◆ **STATED GOAL**: Below is a set of records; restate each one word for word.

___ INPUT ROWS

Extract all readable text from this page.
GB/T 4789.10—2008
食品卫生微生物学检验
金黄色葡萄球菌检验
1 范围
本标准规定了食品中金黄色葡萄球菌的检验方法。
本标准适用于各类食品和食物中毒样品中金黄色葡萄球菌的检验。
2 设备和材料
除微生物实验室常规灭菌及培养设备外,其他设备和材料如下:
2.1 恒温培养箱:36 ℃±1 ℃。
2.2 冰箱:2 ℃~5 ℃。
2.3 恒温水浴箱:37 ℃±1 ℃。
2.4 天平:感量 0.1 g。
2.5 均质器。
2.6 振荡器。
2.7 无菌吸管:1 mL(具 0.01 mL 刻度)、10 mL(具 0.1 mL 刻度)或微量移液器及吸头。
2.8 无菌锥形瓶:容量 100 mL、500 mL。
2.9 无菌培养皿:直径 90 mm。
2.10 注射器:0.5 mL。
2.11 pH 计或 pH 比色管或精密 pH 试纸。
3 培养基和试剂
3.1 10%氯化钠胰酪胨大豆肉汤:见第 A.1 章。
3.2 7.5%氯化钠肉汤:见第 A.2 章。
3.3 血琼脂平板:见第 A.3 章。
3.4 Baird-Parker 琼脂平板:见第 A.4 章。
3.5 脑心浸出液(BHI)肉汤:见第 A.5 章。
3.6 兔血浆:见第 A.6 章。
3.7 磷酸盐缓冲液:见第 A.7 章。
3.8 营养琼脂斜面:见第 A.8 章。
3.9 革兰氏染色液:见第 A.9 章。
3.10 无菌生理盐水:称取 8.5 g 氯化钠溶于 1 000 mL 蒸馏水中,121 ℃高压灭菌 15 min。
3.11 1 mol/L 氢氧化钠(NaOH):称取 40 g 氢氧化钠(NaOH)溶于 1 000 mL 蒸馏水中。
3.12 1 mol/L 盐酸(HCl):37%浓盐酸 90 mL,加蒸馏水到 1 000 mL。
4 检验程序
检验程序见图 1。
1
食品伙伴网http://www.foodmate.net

______

◆ **RESPONSE FOR THIS EXERCISE**:
Extract all readable text from this page.
GB/T 4789.10—2008
食品卫生微生物学检验
金黄色葡萄球菌检验
1 范围
本标准规定了食品中金黄色葡萄球菌的检验方法。
本标准适用于各类食品和食物中毒样品中金黄色葡萄球菌的检验。
2 设备和材料
除微生物实验室常规灭菌及培养设备外,其他设备和材料如下:
2.1 恒温培养箱:36 ℃±1 ℃。
2.2 冰箱:2 ℃~5 ℃。
2.3 恒温水浴箱:37 ℃±1 ℃。
2.4 天平:感量 0.1 g。
2.5 均质器。
2.6 振荡器。
2.7 无菌吸管:1 mL(具 0.01 mL 刻度)、10 mL(具 0.1 mL 刻度)或微量移液器及吸头。
2.8 无菌锥形瓶:容量 100 mL、500 mL。
2.9 无菌培养皿:直径 90 mm。
2.10 注射器:0.5 mL。
2.11 pH 计或 pH 比色管或精密 pH 试纸。
3 培养基和试剂
3.1 10%氯化钠胰酪胨大豆肉汤:见第 A.1 章。
3.2 7.5%氯化钠肉汤:见第 A.2 章。
3.3 血琼脂平板:见第 A.3 章。
3.4 Baird-Parker 琼脂平板:见第 A.4 章。
3.5 脑心浸出液(BHI)肉汤:见第 A.5 章。
3.6 兔血浆:见第 A.6 章。
3.7 磷酸盐缓冲液:见第 A.7 章。
3.8 营养琼脂斜面:见第 A.8 章。
3.9 革兰氏染色液:见第 A.9 章。
3.10 无菌生理盐水:称取 8.5 g 氯化钠溶于 1 000 mL 蒸馏水中,121 ℃高压灭菌 15 min。
3.11 1 mol/L 氢氧化钠(NaOH):称取 40 g 氢氧化钠(NaOH)溶于 1 000 mL 蒸馏水中。
3.12 1 mol/L 盐酸(HCl):37%浓盐酸 90 mL,加蒸馏水到 1 000 mL。
4 检验程序
检验程序见图 1。
1
食品伙伴网http://www.foodmate.net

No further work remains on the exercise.